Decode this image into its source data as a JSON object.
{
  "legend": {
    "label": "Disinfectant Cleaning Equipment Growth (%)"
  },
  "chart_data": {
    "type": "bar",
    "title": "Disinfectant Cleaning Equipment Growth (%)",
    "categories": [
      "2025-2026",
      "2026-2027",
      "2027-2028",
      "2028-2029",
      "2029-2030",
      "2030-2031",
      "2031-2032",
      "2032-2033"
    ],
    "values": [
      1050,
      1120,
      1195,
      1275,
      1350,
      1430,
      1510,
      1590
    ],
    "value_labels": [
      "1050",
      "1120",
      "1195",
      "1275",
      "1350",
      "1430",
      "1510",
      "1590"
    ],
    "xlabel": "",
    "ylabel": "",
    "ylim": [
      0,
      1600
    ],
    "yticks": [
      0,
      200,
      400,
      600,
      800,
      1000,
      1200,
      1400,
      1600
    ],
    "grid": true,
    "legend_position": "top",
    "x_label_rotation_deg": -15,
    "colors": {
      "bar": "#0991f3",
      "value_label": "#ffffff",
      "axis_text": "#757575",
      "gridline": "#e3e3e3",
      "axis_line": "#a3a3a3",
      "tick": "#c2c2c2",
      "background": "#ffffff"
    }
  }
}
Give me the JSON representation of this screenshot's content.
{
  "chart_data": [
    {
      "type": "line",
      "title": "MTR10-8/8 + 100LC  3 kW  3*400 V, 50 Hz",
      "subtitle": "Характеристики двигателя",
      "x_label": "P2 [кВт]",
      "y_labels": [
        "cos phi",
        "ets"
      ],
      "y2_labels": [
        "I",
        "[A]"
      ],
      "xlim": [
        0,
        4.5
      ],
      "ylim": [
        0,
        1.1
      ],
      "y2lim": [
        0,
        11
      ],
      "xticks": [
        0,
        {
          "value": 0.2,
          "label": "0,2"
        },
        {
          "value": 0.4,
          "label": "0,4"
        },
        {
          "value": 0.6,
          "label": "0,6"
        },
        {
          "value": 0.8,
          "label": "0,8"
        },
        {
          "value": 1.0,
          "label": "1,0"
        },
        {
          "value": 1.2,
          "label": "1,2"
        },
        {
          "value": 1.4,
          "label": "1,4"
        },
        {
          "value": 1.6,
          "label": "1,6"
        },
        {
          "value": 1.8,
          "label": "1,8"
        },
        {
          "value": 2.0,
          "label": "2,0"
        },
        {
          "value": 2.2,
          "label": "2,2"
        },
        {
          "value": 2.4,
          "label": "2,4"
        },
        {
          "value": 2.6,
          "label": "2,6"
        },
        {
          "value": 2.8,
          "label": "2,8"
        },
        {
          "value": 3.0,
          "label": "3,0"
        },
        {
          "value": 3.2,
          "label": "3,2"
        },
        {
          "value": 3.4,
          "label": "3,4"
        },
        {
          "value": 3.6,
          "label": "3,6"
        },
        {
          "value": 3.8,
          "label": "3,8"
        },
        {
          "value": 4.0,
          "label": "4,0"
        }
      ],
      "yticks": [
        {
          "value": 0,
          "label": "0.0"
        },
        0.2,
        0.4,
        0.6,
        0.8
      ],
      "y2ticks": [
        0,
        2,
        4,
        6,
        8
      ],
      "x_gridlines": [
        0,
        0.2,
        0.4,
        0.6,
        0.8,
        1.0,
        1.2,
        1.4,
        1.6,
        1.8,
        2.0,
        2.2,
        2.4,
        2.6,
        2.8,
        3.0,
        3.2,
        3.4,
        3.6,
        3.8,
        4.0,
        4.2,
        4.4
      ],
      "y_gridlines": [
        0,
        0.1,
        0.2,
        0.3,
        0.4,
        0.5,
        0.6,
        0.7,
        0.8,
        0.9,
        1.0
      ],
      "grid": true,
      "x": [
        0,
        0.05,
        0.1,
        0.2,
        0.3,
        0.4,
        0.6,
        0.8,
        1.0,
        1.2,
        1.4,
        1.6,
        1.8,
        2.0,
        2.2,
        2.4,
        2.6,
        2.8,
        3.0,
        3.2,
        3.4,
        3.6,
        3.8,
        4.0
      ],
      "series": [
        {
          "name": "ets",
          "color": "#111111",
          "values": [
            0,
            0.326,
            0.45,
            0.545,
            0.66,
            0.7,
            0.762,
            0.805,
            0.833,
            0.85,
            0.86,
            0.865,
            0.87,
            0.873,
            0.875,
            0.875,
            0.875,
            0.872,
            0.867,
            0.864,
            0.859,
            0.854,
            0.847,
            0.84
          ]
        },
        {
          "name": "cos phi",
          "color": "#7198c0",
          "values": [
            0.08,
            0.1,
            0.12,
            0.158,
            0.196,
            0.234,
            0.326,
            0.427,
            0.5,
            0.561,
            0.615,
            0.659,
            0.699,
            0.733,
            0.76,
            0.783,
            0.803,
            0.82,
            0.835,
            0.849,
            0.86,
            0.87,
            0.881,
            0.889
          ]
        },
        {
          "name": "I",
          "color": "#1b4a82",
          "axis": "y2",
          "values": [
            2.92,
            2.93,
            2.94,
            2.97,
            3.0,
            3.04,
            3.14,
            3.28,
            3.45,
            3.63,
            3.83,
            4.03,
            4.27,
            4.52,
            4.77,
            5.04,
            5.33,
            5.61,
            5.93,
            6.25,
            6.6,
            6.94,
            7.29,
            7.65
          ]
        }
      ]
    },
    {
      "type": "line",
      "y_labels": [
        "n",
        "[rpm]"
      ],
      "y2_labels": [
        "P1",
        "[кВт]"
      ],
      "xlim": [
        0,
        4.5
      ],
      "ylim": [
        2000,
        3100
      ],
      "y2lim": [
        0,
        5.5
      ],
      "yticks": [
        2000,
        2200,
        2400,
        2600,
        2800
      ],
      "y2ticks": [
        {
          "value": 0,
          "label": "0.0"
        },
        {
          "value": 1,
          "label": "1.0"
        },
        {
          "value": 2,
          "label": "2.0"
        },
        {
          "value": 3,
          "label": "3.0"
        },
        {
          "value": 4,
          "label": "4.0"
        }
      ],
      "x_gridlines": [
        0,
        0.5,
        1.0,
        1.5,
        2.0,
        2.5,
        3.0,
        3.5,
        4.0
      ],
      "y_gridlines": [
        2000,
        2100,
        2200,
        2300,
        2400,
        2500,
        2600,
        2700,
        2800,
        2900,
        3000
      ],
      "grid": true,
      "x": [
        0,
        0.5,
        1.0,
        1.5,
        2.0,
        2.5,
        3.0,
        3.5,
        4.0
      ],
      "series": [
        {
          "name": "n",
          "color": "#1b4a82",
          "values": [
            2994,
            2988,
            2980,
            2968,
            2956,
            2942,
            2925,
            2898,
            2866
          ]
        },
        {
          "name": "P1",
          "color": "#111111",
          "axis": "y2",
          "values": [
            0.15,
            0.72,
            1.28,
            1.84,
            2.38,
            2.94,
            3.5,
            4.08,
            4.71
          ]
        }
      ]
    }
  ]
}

++++

• SET TASK
Extract each line from the entries above that contains the string "Growth".

• RESPONSE TO THIS EXERCISE
    "label": "Disinfectant Cleaning Equipment Growth (%)"
    "title": "Disinfectant Cleaning Equipment Growth (%)",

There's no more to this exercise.